Supplied records:
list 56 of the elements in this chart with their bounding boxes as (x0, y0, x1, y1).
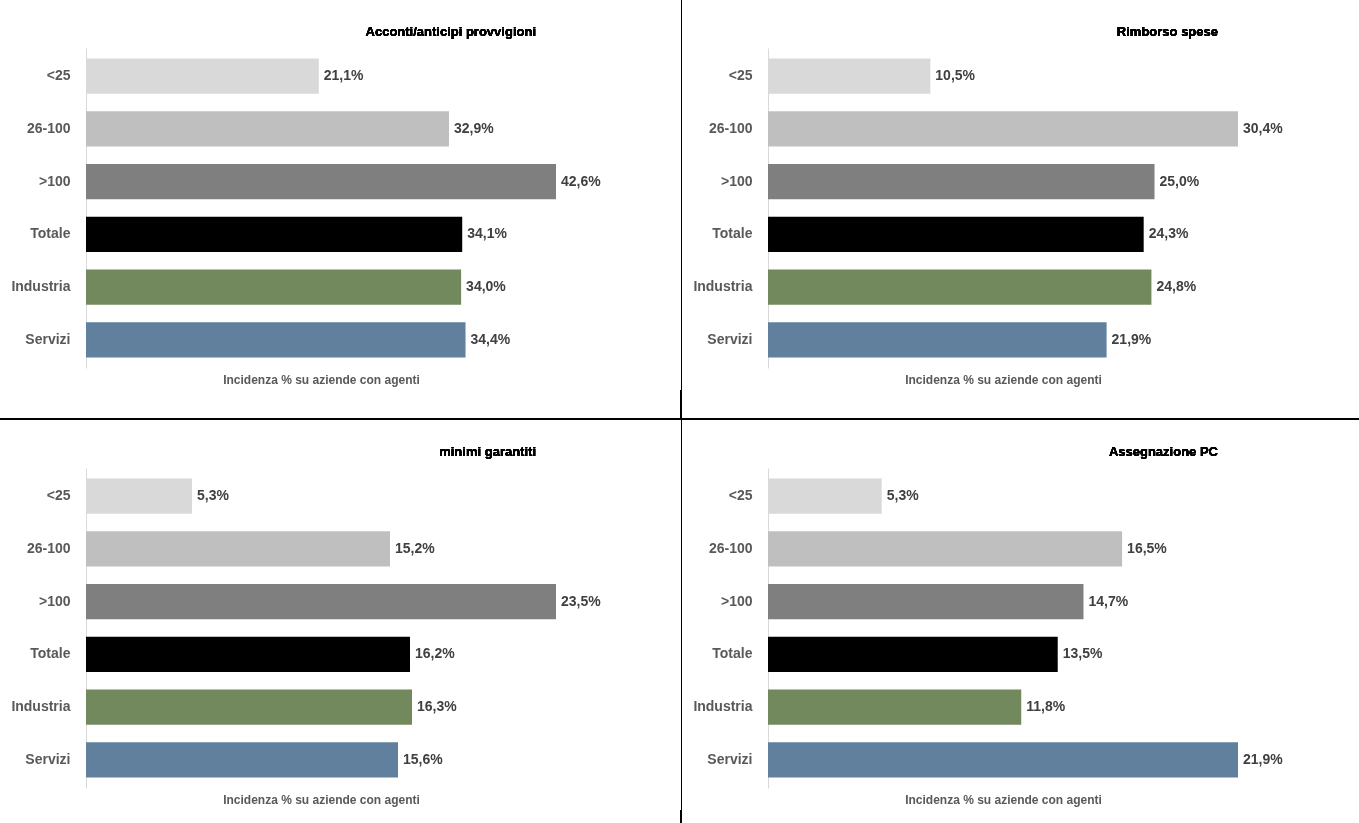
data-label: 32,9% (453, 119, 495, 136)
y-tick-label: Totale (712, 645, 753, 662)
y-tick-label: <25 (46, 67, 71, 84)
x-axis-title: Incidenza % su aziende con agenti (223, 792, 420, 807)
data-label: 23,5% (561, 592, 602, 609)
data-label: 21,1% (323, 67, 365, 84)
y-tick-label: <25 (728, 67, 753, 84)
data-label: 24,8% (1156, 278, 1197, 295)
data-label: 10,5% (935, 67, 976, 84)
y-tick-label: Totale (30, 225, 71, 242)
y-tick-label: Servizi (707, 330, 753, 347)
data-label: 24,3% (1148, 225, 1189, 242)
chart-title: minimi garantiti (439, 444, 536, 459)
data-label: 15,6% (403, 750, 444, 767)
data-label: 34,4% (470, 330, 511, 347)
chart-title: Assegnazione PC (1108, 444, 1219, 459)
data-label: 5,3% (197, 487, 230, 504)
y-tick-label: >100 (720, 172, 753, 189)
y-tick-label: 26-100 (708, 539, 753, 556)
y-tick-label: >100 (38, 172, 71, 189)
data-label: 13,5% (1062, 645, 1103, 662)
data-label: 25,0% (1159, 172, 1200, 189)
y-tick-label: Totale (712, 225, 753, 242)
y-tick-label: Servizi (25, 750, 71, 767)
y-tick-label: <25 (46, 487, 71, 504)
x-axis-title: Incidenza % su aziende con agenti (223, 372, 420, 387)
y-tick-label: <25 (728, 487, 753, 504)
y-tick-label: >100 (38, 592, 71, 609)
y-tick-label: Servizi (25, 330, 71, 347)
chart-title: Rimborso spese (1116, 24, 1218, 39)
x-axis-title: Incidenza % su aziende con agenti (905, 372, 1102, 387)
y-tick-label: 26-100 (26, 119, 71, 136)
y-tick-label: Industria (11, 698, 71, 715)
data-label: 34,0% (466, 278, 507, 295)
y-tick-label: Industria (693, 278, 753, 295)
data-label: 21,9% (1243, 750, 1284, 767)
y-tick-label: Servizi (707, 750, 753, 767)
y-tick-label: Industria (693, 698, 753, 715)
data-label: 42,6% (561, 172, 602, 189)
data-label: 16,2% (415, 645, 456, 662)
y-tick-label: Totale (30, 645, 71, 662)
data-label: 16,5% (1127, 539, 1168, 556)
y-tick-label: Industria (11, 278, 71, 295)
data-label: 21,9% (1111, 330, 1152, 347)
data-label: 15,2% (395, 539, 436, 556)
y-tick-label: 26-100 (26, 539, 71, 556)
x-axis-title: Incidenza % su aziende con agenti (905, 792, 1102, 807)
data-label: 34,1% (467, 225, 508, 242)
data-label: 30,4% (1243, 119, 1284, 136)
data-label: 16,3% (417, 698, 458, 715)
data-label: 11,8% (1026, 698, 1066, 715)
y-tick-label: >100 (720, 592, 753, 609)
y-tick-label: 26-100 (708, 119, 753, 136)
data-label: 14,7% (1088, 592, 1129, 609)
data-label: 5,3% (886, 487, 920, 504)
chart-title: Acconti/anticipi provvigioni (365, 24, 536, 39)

Work to be completed: Swap "Rimborso spese" for "Rimborso costi" in the records starting at the line that contains "data-label: 32,9% (453, 119, 495, 136)" and ending at the line that contains "data-label: 21,9% (1243, 750, 1284, 767)". Give back only those lines, with nothing else changed.

Finished task:
data-label: 32,9% (453, 119, 495, 136)
y-tick-label: Totale (712, 645, 753, 662)
y-tick-label: <25 (46, 67, 71, 84)
x-axis-title: Incidenza % su aziende con agenti (223, 792, 420, 807)
data-label: 23,5% (561, 592, 602, 609)
data-label: 21,1% (323, 67, 365, 84)
y-tick-label: <25 (728, 67, 753, 84)
data-label: 24,8% (1156, 278, 1197, 295)
data-label: 10,5% (935, 67, 976, 84)
y-tick-label: Totale (30, 225, 71, 242)
y-tick-label: Servizi (707, 330, 753, 347)
data-label: 24,3% (1148, 225, 1189, 242)
chart-title: minimi garantiti (439, 444, 536, 459)
data-label: 15,6% (403, 750, 444, 767)
data-label: 34,4% (470, 330, 511, 347)
chart-title: Assegnazione PC (1108, 444, 1219, 459)
data-label: 5,3% (197, 487, 230, 504)
y-tick-label: >100 (720, 172, 753, 189)
y-tick-label: 26-100 (708, 539, 753, 556)
y-tick-label: >100 (38, 172, 71, 189)
data-label: 13,5% (1062, 645, 1103, 662)
data-label: 25,0% (1159, 172, 1200, 189)
y-tick-label: Totale (712, 225, 753, 242)
y-tick-label: Servizi (25, 750, 71, 767)
y-tick-label: <25 (46, 487, 71, 504)
x-axis-title: Incidenza % su aziende con agenti (223, 372, 420, 387)
y-tick-label: <25 (728, 487, 753, 504)
y-tick-label: >100 (38, 592, 71, 609)
y-tick-label: Servizi (25, 330, 71, 347)
chart-title: Rimborso costi (1116, 24, 1218, 39)
x-axis-title: Incidenza % su aziende con agenti (905, 372, 1102, 387)
y-tick-label: 26-100 (26, 119, 71, 136)
y-tick-label: Industria (11, 698, 71, 715)
data-label: 34,0% (466, 278, 507, 295)
y-tick-label: Industria (693, 278, 753, 295)
data-label: 21,9% (1243, 750, 1284, 767)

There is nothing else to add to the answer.